> Text section:
►
Looks good, nice video and production work. You may want to have the
link in "We'll see you at the related thread in our Webmaster Help
Group." actually point here rather than the whole group, as it will
get lost and bumped down after a few hours.
On our site we serve different CSS files depending on browser
detection, so we can work around CSS differences between different
browsers. We serve robots a "generic" css. It does cause a minor
difference in the HTML (the file name of the CSS includes "generic"
rather than "firefox-2" or "ie-7"). The rest of the HTML is the same.
Hopefully this is legit, but if not, how in general should browser
specific HTML generation be handled? Should we pretend that robots
are IE7 or Firefox, for example?
Well content is really just text and links. Styling doesn't count -
except in order to determine if you have text or links which are
hidden from the human visitor.
That said you can certainly engage in some serious black hat things
that way. If the css is handled server-side rather than client side
(in js) then robtos won't know. Unless of course they use tricks like
spoofing their user agent string to check up on such things.
I'd suggest you don't do this kind of thing. With a bit of effort you
can fix your css so you don't have to d this at all.
Or at worst you can keep one basic css file and supply separate style
sheet directives as needed with elements to override for some special
browser based considerations.
There too I'm quite convinced that with a bit of effort you'd likely
eliminate this need altogether.
> On our site we serve different CSS files depending on browser
> detection, so we can work around CSS differences between different
> browsers. We serve robots a "generic" css. It does cause a minor
> difference in the HTML (the file name of the CSS includes "generic"
> rather than "firefox-2" or "ie-7"). The rest of the HTML is the same.
> Hopefully this is legit, but if not, how in general should browser
> specific HTML generation be handled? Should we pretend that robots
> are IE7 or Firefox, for example?
> Unless of course they use tricks like
> spoofing their user agent string to check up on such things.
Isn't that the implication of this article?
> I'd suggest you don't do this kind of thing. With a bit of effort you
> can fix your css so you don't have to d this at all.
I think the cleanest way to fix browser-bugginess is with server-side
browser detection and a bit of conditional logic to emit special CSS
for horrible old browsers like IE6. It's still code that changes
based on the user-agent. Hopefully this is legit. I'd hate to have
to add CSS hacks in order to be Google-compliant. Although I wish it
wasn't so, there just simply are differences between today's common
browsers in their CSS compliance that need to be worked around.
◄
> Recorded data:
►
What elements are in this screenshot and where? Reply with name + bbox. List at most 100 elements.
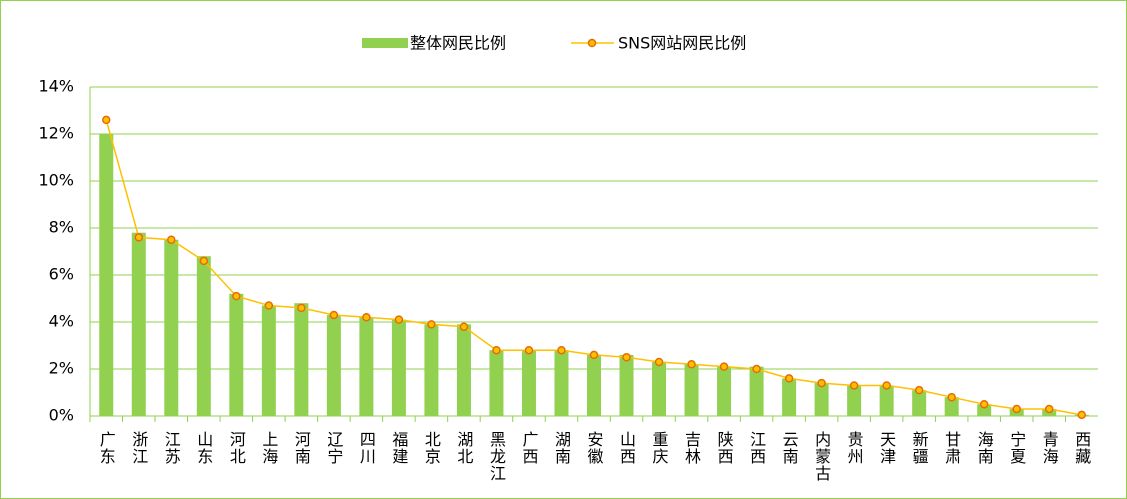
◄
> Task list:
(a) In the thread on browser-specific CSS, which CSS file does the site serve to robots?
(b) Carry on the thread on browser-specific CSS from its last line.
The data has no connection to the thread on browser-specific CSS.

> Per-task outputs:
(a) A "generic" CSS file.

(b)
> Or at worst you can keep one basic css file and supply separate style
> sheet directives as needed with elements to override for some special
> browser based considerations.
That is exactly what I'm doing, with server-side logic to drive the
emitted CSS.
I've been exploring this subject recently - it's popped up on Matt
Cutt's blog.
I have two questions:
1. How can we develop client-side application's like Google have done
with Reader or Gmail (except the kind whose content should be indexed
by Google), and present our content to Google at the same time?
2. Re: cloaking: What about REST and the idea of different resource
representations that is so prevalent throughout the web? Saying that
one could run a MD5 hash on a resource url to determine a change in
content violates the principles of REST, which states that resources
can exist at the same url in different representations, the nature of
the representation returned or received being determined by content
negotiation?
The blog post seems to be pretty strict when it comes to Cloaking. On
my site I have a large forum where I use cloaking (by your
definition). Google and other crawlers get almost the same page as
random other users but without links that I don't want to have
crawled.
For instance a topic has a URL like:
viewtopic.php?t=1234
which consists of 25 different posts. To enable our users to link to a
specific post this page contains 25 links like:
viewtopic.php?t=1234&p=234567#p234567
as far as I know I can't exclude those links in robots.txt therefore I
just don't include them in pages that are sent to the GoogleBot. Those
post links are already redirected to the 'normal' topic page at the
moment but it's a waste or resources to constantly send 301s to
Google. Google also seems to be limited to approx 2 requests/second
and I'd rather have it retrieve actual content than confirm that those
post pages are redirected to topic pages.
Is what I'm doing really cloaking? I'm only trying to make it easier
for Google to (efficiently) crawl the site which contains over 30
million posts. I'm not in any way trying to manipulate my rankings.
ERm.... may be it's jsut me being a little thick (okay... 'very thick'
and it's a common occurence ;) )
"... The key is to treat Googlebot as you would a typical user from a
similar location, IP range, etc. (i.e. don't treat Googlebot as if it
came from its own separate countrythat's cloaking). ..."
"... Googlebot should see the same content a typical user from the
same IP address would see. ..."
.
So, does that mean content should be provided to match the IP location
that the Google bot is using.... or should it be a 'default' version
(incase IP/Geo targeting fail) or should it be the same location as I
am in ????
Basically, I don't think it's 100% clear, so maybe adding something as
an example (or 2/3/4 examples just to make sure).
If I can see it as unclear, gaurenteed others will as well.
> So, does that mean content should be provided to match the IP location
> that the Google bot is using.... or should it be a 'default' version
> (incase IP/Geo targeting fail) or should it be the same location as I
> am in ????
Faskinaytin'
(I have a NASTY habit of reading between the lines with these things.)
Is Google perhaps preparing for a future in which it will deliberately
crawl sites from several different geographies and note where it gets
a location-dependent page - then indexes each location-dependent page
to as to serve the appropriate version to someone searching from that
location?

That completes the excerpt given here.